Extracted data entries:
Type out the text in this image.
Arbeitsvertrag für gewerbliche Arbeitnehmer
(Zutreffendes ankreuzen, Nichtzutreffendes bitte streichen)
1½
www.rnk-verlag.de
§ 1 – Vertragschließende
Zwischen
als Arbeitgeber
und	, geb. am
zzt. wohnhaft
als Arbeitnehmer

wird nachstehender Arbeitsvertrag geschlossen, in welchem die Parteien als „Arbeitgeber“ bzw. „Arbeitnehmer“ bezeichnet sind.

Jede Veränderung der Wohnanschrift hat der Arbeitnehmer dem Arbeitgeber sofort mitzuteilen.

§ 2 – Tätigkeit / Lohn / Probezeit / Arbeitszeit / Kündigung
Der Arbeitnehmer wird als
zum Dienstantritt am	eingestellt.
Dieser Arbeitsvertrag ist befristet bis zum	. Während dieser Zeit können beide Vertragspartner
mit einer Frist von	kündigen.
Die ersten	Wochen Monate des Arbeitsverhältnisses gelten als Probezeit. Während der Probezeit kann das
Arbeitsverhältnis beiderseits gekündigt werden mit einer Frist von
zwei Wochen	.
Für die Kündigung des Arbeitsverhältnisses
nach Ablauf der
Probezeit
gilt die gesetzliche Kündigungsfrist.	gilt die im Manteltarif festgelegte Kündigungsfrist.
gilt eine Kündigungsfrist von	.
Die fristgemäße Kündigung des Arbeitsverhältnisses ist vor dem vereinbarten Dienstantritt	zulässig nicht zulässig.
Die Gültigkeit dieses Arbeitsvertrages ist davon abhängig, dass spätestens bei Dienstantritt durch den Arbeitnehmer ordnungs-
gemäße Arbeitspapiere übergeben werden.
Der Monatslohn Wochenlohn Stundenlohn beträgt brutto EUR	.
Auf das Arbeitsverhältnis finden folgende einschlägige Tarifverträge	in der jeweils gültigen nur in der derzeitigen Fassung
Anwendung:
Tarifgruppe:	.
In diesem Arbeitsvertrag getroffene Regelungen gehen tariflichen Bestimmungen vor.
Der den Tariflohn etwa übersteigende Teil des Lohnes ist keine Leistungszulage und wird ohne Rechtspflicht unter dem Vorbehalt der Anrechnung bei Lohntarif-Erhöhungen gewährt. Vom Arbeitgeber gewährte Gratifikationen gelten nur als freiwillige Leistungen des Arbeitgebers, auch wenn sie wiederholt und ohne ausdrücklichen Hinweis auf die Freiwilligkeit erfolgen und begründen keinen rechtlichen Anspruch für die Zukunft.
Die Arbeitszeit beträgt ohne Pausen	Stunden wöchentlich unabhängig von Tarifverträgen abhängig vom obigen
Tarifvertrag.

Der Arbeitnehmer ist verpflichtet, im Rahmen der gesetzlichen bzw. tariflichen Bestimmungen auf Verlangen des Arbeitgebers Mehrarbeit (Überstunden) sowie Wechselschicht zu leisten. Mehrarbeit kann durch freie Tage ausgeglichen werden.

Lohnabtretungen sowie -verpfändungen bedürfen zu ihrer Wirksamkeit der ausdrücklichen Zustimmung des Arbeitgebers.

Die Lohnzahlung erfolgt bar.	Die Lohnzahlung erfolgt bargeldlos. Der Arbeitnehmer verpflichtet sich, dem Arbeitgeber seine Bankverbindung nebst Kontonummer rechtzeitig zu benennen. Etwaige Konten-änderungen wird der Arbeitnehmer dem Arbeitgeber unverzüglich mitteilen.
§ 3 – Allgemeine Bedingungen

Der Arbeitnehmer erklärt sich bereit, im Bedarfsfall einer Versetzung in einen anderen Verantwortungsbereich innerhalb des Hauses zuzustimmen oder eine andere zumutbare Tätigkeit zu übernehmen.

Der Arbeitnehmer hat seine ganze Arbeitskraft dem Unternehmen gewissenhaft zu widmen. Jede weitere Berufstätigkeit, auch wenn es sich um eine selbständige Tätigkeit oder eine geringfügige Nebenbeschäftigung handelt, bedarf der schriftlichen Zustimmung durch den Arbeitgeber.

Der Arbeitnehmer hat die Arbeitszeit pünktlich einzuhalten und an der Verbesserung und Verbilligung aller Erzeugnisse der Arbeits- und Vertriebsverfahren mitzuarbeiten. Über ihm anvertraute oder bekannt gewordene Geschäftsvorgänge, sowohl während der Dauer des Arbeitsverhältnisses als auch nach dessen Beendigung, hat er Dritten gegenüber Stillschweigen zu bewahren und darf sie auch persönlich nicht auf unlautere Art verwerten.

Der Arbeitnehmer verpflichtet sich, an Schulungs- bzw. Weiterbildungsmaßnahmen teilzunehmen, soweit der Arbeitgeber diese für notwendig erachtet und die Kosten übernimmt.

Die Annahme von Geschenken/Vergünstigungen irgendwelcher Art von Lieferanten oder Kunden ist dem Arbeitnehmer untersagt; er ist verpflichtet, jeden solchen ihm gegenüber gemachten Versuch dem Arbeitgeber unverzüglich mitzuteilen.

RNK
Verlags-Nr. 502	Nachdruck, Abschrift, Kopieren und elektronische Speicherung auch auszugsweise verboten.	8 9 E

EXERCISE OBJECTIVE:
Take the data above and return it exactly.

RESULT:
Type out the text in this image.
Arbeitsvertrag für gewerbliche Arbeitnehmer
(Zutreffendes ankreuzen, Nichtzutreffendes bitte streichen)
1½
www.rnk-verlag.de
§ 1 – Vertragschließende
Zwischen
als Arbeitgeber
und	, geb. am
zzt. wohnhaft
als Arbeitnehmer

wird nachstehender Arbeitsvertrag geschlossen, in welchem die Parteien als „Arbeitgeber“ bzw. „Arbeitnehmer“ bezeichnet sind.

Jede Veränderung der Wohnanschrift hat der Arbeitnehmer dem Arbeitgeber sofort mitzuteilen.

§ 2 – Tätigkeit / Lohn / Probezeit / Arbeitszeit / Kündigung
Der Arbeitnehmer wird als
zum Dienstantritt am	eingestellt.
Dieser Arbeitsvertrag ist befristet bis zum	. Während dieser Zeit können beide Vertragspartner
mit einer Frist von	kündigen.
Die ersten	Wochen Monate des Arbeitsverhältnisses gelten als Probezeit. Während der Probezeit kann das
Arbeitsverhältnis beiderseits gekündigt werden mit einer Frist von
zwei Wochen	.
Für die Kündigung des Arbeitsverhältnisses
nach Ablauf der
Probezeit
gilt die gesetzliche Kündigungsfrist.	gilt die im Manteltarif festgelegte Kündigungsfrist.
gilt eine Kündigungsfrist von	.
Die fristgemäße Kündigung des Arbeitsverhältnisses ist vor dem vereinbarten Dienstantritt	zulässig nicht zulässig.
Die Gültigkeit dieses Arbeitsvertrages ist davon abhängig, dass spätestens bei Dienstantritt durch den Arbeitnehmer ordnungs-
gemäße Arbeitspapiere übergeben werden.
Der Monatslohn Wochenlohn Stundenlohn beträgt brutto EUR	.
Auf das Arbeitsverhältnis finden folgende einschlägige Tarifverträge	in der jeweils gültigen nur in der derzeitigen Fassung
Anwendung:
Tarifgruppe:	.
In diesem Arbeitsvertrag getroffene Regelungen gehen tariflichen Bestimmungen vor.
Der den Tariflohn etwa übersteigende Teil des Lohnes ist keine Leistungszulage und wird ohne Rechtspflicht unter dem Vorbehalt der Anrechnung bei Lohntarif-Erhöhungen gewährt. Vom Arbeitgeber gewährte Gratifikationen gelten nur als freiwillige Leistungen des Arbeitgebers, auch wenn sie wiederholt und ohne ausdrücklichen Hinweis auf die Freiwilligkeit erfolgen und begründen keinen rechtlichen Anspruch für die Zukunft.
Die Arbeitszeit beträgt ohne Pausen	Stunden wöchentlich unabhängig von Tarifverträgen abhängig vom obigen
Tarifvertrag.

Der Arbeitnehmer ist verpflichtet, im Rahmen der gesetzlichen bzw. tariflichen Bestimmungen auf Verlangen des Arbeitgebers Mehrarbeit (Überstunden) sowie Wechselschicht zu leisten. Mehrarbeit kann durch freie Tage ausgeglichen werden.

Lohnabtretungen sowie -verpfändungen bedürfen zu ihrer Wirksamkeit der ausdrücklichen Zustimmung des Arbeitgebers.

Die Lohnzahlung erfolgt bar.	Die Lohnzahlung erfolgt bargeldlos. Der Arbeitnehmer verpflichtet sich, dem Arbeitgeber seine Bankverbindung nebst Kontonummer rechtzeitig zu benennen. Etwaige Konten-änderungen wird der Arbeitnehmer dem Arbeitgeber unverzüglich mitteilen.
§ 3 – Allgemeine Bedingungen

Der Arbeitnehmer erklärt sich bereit, im Bedarfsfall einer Versetzung in einen anderen Verantwortungsbereich innerhalb des Hauses zuzustimmen oder eine andere zumutbare Tätigkeit zu übernehmen.

Der Arbeitnehmer hat seine ganze Arbeitskraft dem Unternehmen gewissenhaft zu widmen. Jede weitere Berufstätigkeit, auch wenn es sich um eine selbständige Tätigkeit oder eine geringfügige Nebenbeschäftigung handelt, bedarf der schriftlichen Zustimmung durch den Arbeitgeber.

Der Arbeitnehmer hat die Arbeitszeit pünktlich einzuhalten und an der Verbesserung und Verbilligung aller Erzeugnisse der Arbeits- und Vertriebsverfahren mitzuarbeiten. Über ihm anvertraute oder bekannt gewordene Geschäftsvorgänge, sowohl während der Dauer des Arbeitsverhältnisses als auch nach dessen Beendigung, hat er Dritten gegenüber Stillschweigen zu bewahren und darf sie auch persönlich nicht auf unlautere Art verwerten.

Der Arbeitnehmer verpflichtet sich, an Schulungs- bzw. Weiterbildungsmaßnahmen teilzunehmen, soweit der Arbeitgeber diese für notwendig erachtet und die Kosten übernimmt.

Die Annahme von Geschenken/Vergünstigungen irgendwelcher Art von Lieferanten oder Kunden ist dem Arbeitnehmer untersagt; er ist verpflichtet, jeden solchen ihm gegenüber gemachten Versuch dem Arbeitgeber unverzüglich mitzuteilen.

RNK
Verlags-Nr. 502	Nachdruck, Abschrift, Kopieren und elektronische Speicherung auch auszugsweise verboten.	8 9 E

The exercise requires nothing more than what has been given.